Given task> What follows is a set of entries. Give them again exactly, without the pictures.
== Data listing ==
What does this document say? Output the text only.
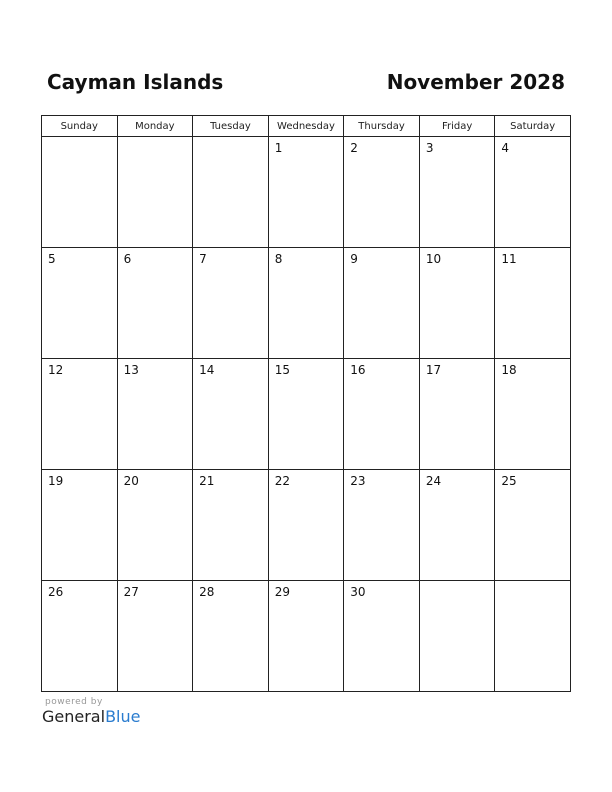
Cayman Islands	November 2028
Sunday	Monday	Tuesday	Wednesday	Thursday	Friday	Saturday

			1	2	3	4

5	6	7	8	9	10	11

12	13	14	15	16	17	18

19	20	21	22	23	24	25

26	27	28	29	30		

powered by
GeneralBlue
===
Output for this exercise>
What does this document say? Output the text only.
Cayman Islands	November 2028
Sunday	Monday	Tuesday	Wednesday	Thursday	Friday	Saturday

			1	2	3	4

5	6	7	8	9	10	11

12	13	14	15	16	17	18

19	20	21	22	23	24	25

26	27	28	29	30		

powered by
GeneralBlue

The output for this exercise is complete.